- PROBLEM DESCRIPTION -
The material below should be written out in full and exactly; pictures stay out of the copy.

####

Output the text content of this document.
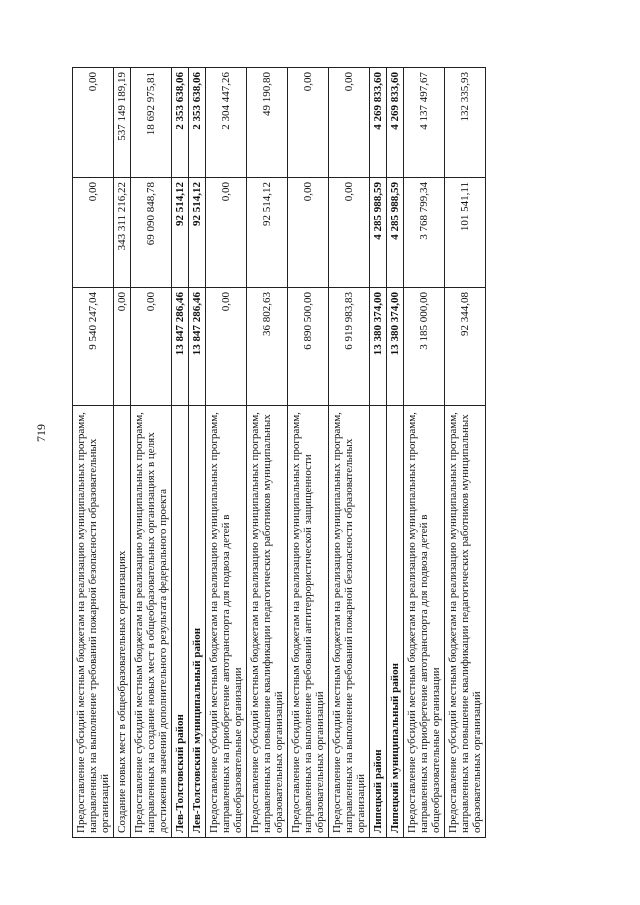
719 Предоставление субсидий местным бюджетам на реализацию муниципальных программ, направленных на выполнение требований пожарной безопасности образовательных организаций	9 540 247,04	0,00	0,00
Создание новых мест в общеобразовательных организациях	0,00	343 311 216,22	537 149 189,19
Предоставление субсидий местным бюджетам на реализацию муниципальных программ, направленных на создание новых мест в общеобразовательных организациях в целях достижения значений дополнительного результата федерального проекта	0,00	69 090 848,78	18 692 975,81
Лев-Толстовский район	13 847 286,46	92 514,12	2 353 638,06
Лев-Толстовский муниципальный район	13 847 286,46	92 514,12	2 353 638,06
Предоставление субсидий местным бюджетам на реализацию муниципальных программ, направленных на приобретение автотранспорта для подвоза детей в общеобразовательные организации	0,00	0,00	2 304 447,26
Предоставление субсидий местным бюджетам на реализацию муниципальных программ, направленных на повышение квалификации педагогических работников муниципальных образовательных организаций	36 802,63	92 514,12	49 190,80
Предоставление субсидий местным бюджетам на реализацию муниципальных программ, направленных на выполнение требований антитеррористической защищенности образовательных организаций	6 890 500,00	0,00	0,00
Предоставление субсидий местным бюджетам на реализацию муниципальных программ, направленных на выполнение требований пожарной безопасности образовательных организаций	6 919 983,83	0,00	0,00
Липецкий район	13 380 374,00	4 285 988,59	4 269 833,60
Липецкий муниципальный район	13 380 374,00	4 285 988,59	4 269 833,60
Предоставление субсидий местным бюджетам на реализацию муниципальных программ, направленных на приобретение автотранспорта для подвоза детей в общеобразовательные организации	3 185 000,00	3 768 799,34	4 137 497,67
Предоставление субсидий местным бюджетам на реализацию муниципальных программ, направленных на повышение квалификации педагогических работников муниципальных образовательных организаций	92 344,08	101 541,11	132 335,93
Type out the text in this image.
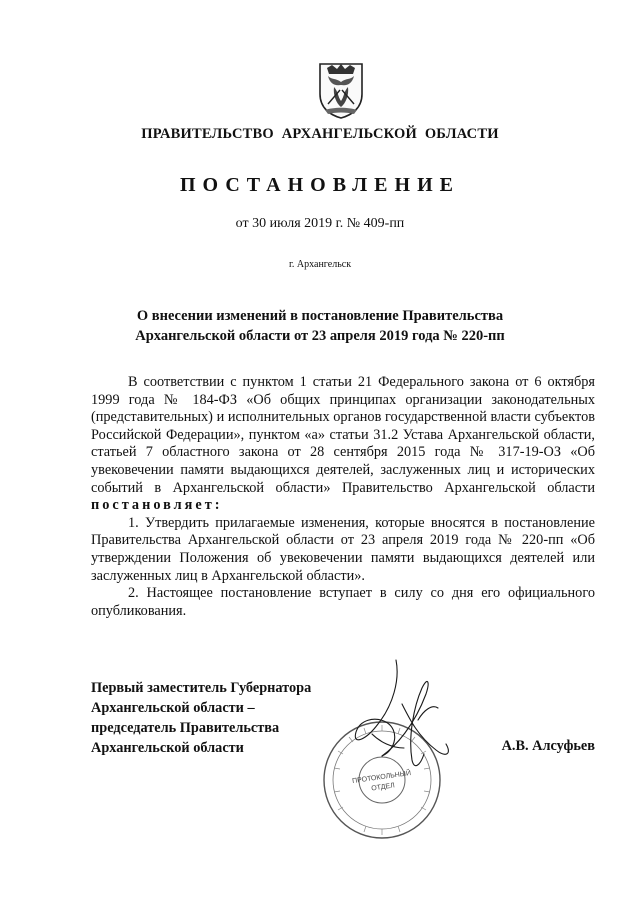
ПРАВИТЕЛЬСТВО АРХАНГЕЛЬСКОЙ ОБЛАСТИ
ПОСТАНОВЛЕНИЕ
от 30 июля 2019 г. № 409-пп
г. Архангельск
О внесении изменений в постановление Правительства
Архангельской области от 23 апреля 2019 года № 220-пп

В соответствии с пунктом 1 статьи 21 Федерального закона от 6 октября 1999 года № 184-ФЗ «Об общих принципах организации законодательных (представительных) и исполнительных органов государственной власти субъектов Российской Федерации», пунктом «а» статьи 31.2 Устава Архангельской области, статьей 7 областного закона от 28 сентября 2015 года № 317-19-ОЗ «Об увековечении памяти выдающихся деятелей, заслуженных лиц и исторических событий в Архангельской области» Правительство Архангельской области постановляет:

1. Утвердить прилагаемые изменения, которые вносятся в постановление Правительства Архангельской области от 23 апреля 2019 года № 220-пп «Об утверждении Положения об увековечении памяти выдающихся деятелей или заслуженных лиц в Архангельской области».

2. Настоящее постановление вступает в силу со дня его официального опубликования.

Первый заместитель Губернатора
Архангельской области –
председатель Правительства
Архангельской области	А.В. Алсуфьев
ПРОТОКОЛЬНЫЙ
ОТДЕЛ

####

- THE REPLY -
Output the text content of this document.
719 Предоставление субсидий местным бюджетам на реализацию муниципальных программ, направленных на выполнение требований пожарной безопасности образовательных организаций	9 540 247,04	0,00	0,00
Создание новых мест в общеобразовательных организациях	0,00	343 311 216,22	537 149 189,19
Предоставление субсидий местным бюджетам на реализацию муниципальных программ, направленных на создание новых мест в общеобразовательных организациях в целях достижения значений дополнительного результата федерального проекта	0,00	69 090 848,78	18 692 975,81
Лев-Толстовский район	13 847 286,46	92 514,12	2 353 638,06
Лев-Толстовский муниципальный район	13 847 286,46	92 514,12	2 353 638,06
Предоставление субсидий местным бюджетам на реализацию муниципальных программ, направленных на приобретение автотранспорта для подвоза детей в общеобразовательные организации	0,00	0,00	2 304 447,26
Предоставление субсидий местным бюджетам на реализацию муниципальных программ, направленных на повышение квалификации педагогических работников муниципальных образовательных организаций	36 802,63	92 514,12	49 190,80
Предоставление субсидий местным бюджетам на реализацию муниципальных программ, направленных на выполнение требований антитеррористической защищенности образовательных организаций	6 890 500,00	0,00	0,00
Предоставление субсидий местным бюджетам на реализацию муниципальных программ, направленных на выполнение требований пожарной безопасности образовательных организаций	6 919 983,83	0,00	0,00
Липецкий район	13 380 374,00	4 285 988,59	4 269 833,60
Липецкий муниципальный район	13 380 374,00	4 285 988,59	4 269 833,60
Предоставление субсидий местным бюджетам на реализацию муниципальных программ, направленных на приобретение автотранспорта для подвоза детей в общеобразовательные организации	3 185 000,00	3 768 799,34	4 137 497,67
Предоставление субсидий местным бюджетам на реализацию муниципальных программ, направленных на повышение квалификации педагогических работников муниципальных образовательных организаций	92 344,08	101 541,11	132 335,93
Type out the text in this image.
ПРАВИТЕЛЬСТВО АРХАНГЕЛЬСКОЙ ОБЛАСТИ
ПОСТАНОВЛЕНИЕ
от 30 июля 2019 г. № 409-пп
г. Архангельск
О внесении изменений в постановление Правительства
Архангельской области от 23 апреля 2019 года № 220-пп

В соответствии с пунктом 1 статьи 21 Федерального закона от 6 октября 1999 года № 184-ФЗ «Об общих принципах организации законодательных (представительных) и исполнительных органов государственной власти субъектов Российской Федерации», пунктом «а» статьи 31.2 Устава Архангельской области, статьей 7 областного закона от 28 сентября 2015 года № 317-19-ОЗ «Об увековечении памяти выдающихся деятелей, заслуженных лиц и исторических событий в Архангельской области» Правительство Архангельской области постановляет:

1. Утвердить прилагаемые изменения, которые вносятся в постановление Правительства Архангельской области от 23 апреля 2019 года № 220-пп «Об утверждении Положения об увековечении памяти выдающихся деятелей или заслуженных лиц в Архангельской области».

2. Настоящее постановление вступает в силу со дня его официального опубликования.

Первый заместитель Губернатора
Архангельской области –
председатель Правительства
Архангельской области	А.В. Алсуфьев
ПРОТОКОЛЬНЫЙ
ОТДЕЛ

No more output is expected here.